*YOUR TASK*. Go over the entries below line by line, copying each one that contains the word "done".

---*---

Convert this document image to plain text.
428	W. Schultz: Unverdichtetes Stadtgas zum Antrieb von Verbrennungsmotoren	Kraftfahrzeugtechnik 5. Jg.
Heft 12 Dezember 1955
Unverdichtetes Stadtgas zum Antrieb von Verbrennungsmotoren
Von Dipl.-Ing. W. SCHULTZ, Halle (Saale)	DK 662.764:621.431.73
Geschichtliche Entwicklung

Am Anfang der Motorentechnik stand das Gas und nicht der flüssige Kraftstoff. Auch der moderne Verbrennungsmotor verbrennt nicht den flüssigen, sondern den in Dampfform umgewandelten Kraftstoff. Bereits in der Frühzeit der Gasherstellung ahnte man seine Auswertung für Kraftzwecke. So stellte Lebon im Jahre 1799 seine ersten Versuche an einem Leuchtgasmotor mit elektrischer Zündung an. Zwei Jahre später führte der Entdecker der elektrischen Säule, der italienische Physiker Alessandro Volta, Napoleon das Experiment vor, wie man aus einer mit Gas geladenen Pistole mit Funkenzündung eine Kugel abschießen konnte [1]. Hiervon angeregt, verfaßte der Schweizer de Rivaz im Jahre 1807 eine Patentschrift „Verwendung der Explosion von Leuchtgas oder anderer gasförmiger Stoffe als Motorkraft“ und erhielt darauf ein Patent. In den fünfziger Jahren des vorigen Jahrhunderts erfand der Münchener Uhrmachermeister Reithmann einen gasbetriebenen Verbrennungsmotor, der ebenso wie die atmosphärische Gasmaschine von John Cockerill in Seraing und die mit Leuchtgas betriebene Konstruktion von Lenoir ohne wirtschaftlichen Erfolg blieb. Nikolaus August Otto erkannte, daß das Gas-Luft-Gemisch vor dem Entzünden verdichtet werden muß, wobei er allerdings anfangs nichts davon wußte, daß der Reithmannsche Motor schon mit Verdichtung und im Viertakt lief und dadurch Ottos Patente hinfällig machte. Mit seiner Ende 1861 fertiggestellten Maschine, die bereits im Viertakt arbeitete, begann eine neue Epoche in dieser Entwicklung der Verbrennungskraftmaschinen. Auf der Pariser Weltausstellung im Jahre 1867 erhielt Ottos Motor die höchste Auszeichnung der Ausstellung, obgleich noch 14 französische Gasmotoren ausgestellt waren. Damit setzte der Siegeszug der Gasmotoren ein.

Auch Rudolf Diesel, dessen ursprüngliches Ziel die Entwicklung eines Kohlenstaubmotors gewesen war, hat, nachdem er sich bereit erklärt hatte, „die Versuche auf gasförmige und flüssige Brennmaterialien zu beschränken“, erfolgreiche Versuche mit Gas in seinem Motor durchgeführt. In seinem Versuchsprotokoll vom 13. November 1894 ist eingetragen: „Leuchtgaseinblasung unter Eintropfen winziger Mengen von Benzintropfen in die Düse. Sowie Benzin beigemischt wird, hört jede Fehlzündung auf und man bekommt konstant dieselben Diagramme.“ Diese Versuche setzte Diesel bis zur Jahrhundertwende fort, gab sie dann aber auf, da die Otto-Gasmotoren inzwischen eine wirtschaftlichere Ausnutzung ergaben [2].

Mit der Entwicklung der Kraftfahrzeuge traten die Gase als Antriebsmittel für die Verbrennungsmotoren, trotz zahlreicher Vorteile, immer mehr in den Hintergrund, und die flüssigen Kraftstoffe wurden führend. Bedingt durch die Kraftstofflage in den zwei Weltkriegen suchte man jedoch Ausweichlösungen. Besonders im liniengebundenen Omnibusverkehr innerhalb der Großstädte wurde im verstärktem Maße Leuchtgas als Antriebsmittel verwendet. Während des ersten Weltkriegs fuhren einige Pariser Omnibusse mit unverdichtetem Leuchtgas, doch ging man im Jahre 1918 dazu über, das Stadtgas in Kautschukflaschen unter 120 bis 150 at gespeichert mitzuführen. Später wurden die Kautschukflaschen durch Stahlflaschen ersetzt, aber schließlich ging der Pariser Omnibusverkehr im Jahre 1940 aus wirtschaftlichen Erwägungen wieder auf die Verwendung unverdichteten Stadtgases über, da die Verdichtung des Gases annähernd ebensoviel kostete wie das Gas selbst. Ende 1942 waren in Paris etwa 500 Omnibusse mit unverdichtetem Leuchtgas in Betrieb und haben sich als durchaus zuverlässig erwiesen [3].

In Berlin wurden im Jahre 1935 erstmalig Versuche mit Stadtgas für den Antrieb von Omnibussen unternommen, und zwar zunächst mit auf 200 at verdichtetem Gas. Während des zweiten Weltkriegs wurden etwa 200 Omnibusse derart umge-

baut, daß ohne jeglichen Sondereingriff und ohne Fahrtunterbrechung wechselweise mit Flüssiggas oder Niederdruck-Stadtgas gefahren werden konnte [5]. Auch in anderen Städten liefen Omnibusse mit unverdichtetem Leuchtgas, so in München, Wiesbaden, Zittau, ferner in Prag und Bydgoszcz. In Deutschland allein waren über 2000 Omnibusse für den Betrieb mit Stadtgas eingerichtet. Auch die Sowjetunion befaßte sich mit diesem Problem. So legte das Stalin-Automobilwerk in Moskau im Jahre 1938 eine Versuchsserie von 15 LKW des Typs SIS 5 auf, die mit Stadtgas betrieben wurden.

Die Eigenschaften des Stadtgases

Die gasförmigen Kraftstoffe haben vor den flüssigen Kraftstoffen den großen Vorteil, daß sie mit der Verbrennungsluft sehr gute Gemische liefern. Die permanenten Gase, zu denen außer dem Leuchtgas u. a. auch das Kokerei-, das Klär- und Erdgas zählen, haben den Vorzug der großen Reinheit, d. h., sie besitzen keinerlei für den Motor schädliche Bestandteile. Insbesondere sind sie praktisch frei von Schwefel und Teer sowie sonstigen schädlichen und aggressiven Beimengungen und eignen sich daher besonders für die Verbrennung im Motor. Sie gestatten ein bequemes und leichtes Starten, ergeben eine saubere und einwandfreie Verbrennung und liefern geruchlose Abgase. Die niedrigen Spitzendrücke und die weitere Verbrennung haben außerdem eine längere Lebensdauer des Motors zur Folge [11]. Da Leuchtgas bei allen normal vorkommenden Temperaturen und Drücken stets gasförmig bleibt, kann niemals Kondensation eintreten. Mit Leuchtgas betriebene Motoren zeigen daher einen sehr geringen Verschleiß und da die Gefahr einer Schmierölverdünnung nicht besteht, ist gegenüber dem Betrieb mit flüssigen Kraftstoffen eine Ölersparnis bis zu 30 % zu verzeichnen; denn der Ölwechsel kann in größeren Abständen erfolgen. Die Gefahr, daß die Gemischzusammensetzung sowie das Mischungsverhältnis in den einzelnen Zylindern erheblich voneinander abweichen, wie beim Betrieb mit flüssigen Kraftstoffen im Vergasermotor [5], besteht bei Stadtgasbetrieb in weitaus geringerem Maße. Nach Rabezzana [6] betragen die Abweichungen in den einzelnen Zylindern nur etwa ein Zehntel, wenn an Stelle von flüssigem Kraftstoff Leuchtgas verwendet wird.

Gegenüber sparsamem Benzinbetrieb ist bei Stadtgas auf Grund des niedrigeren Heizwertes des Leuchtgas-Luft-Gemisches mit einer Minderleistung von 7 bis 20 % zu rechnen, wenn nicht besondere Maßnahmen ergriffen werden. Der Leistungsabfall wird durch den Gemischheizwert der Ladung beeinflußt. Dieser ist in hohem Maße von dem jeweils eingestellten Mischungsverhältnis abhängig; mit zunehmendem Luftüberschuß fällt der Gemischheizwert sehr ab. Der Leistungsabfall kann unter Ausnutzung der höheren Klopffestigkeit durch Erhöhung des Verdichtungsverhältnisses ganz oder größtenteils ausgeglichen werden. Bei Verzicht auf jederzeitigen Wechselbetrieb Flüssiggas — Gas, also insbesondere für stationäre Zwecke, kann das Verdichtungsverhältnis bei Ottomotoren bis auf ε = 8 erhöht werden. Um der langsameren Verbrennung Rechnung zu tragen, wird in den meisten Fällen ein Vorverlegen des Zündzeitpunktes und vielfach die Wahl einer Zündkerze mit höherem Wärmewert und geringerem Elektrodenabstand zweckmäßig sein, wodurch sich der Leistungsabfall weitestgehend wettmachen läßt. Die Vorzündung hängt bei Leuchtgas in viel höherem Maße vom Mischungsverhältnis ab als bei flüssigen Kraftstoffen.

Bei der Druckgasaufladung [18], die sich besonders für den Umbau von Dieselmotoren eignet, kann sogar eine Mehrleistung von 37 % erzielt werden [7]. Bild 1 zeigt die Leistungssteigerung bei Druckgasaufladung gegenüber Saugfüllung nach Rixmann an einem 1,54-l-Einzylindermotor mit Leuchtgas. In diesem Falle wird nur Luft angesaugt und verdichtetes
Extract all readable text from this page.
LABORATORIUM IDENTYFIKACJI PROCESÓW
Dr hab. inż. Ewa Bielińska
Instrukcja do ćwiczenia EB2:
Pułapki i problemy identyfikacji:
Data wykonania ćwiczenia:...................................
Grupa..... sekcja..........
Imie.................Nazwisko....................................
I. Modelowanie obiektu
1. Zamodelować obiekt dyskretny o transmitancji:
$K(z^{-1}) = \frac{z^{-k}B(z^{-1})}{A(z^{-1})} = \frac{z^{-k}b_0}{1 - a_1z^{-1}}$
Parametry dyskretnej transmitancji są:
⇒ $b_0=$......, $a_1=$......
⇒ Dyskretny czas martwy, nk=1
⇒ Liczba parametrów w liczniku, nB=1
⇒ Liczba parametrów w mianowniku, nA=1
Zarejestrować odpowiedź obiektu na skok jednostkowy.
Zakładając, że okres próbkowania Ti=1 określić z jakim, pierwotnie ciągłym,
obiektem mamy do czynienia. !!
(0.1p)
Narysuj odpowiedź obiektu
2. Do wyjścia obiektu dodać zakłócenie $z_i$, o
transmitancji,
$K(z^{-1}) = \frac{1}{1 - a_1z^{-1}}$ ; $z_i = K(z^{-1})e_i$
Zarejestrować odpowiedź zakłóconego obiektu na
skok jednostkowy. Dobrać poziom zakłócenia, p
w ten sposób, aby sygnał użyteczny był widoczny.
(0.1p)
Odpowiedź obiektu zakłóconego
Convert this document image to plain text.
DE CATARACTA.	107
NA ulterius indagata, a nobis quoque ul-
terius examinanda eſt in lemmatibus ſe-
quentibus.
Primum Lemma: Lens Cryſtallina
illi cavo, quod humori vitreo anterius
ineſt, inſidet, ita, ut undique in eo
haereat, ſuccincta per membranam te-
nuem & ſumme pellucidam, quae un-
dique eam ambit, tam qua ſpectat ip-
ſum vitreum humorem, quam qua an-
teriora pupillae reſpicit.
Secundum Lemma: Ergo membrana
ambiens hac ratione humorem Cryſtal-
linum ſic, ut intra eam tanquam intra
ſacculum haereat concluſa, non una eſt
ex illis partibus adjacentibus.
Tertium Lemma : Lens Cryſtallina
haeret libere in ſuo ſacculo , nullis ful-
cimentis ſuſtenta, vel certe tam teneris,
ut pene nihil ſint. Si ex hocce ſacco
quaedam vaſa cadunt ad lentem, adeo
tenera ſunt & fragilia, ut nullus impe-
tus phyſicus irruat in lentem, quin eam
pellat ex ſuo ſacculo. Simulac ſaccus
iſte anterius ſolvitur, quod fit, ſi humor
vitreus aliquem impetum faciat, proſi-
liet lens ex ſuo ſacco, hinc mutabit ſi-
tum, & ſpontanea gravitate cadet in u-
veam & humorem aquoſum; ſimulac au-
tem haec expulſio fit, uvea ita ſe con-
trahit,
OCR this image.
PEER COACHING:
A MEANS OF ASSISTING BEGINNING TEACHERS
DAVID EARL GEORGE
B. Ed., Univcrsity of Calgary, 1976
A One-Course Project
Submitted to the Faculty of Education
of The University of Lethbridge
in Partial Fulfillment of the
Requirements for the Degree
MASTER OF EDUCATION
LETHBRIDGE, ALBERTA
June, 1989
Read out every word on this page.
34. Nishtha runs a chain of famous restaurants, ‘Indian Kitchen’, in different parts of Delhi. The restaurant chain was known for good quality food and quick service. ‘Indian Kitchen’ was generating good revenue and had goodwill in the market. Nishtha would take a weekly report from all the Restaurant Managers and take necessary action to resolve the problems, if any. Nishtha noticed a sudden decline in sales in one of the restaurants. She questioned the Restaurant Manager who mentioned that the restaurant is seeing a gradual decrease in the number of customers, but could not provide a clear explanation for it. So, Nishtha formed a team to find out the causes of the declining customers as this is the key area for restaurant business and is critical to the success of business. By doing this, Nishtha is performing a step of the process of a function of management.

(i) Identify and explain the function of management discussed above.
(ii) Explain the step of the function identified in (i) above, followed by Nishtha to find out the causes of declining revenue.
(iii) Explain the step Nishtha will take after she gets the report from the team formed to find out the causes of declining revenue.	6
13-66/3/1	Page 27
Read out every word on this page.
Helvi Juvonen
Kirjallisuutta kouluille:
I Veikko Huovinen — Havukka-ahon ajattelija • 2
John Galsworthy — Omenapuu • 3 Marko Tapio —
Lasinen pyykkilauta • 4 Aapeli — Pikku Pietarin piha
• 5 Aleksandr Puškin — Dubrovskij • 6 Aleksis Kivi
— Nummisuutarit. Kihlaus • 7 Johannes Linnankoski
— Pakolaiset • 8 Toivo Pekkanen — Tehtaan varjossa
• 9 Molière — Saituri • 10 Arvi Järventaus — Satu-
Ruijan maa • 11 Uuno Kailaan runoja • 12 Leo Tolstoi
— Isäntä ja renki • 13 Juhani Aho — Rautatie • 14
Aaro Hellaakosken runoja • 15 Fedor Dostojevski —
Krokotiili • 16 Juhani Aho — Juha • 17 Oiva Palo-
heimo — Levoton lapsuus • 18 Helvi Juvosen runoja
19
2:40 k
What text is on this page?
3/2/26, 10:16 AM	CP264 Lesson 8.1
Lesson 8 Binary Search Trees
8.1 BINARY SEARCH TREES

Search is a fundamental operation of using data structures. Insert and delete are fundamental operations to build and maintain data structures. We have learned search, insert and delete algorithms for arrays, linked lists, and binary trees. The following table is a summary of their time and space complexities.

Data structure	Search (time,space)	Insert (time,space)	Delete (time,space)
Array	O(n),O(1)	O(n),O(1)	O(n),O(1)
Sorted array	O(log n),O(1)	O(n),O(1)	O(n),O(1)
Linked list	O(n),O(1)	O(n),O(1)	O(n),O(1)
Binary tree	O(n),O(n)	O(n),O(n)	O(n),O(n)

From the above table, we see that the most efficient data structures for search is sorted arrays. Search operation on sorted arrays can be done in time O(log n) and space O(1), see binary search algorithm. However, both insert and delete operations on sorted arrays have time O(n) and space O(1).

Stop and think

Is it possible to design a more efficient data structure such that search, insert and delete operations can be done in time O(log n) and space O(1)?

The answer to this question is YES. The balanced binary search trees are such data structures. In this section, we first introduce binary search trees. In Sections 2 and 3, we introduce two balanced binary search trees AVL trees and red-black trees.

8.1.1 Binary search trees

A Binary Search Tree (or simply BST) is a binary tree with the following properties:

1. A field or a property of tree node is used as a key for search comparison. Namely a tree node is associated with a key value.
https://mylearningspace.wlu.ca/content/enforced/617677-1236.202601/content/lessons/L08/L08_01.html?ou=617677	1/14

---*---

*WRITTEN ANSWER*.
From the above table, we see that the most efficient data structures for search is sorted arrays. Search operation on sorted arrays can be done in time O(log n) and space O(1), see binary search algorithm. However, both insert and delete operations on sorted arrays have time O(n) and space O(1).
Is it possible to design a more efficient data structure such that search, insert and delete operations can be done in time O(log n) and space O(1)?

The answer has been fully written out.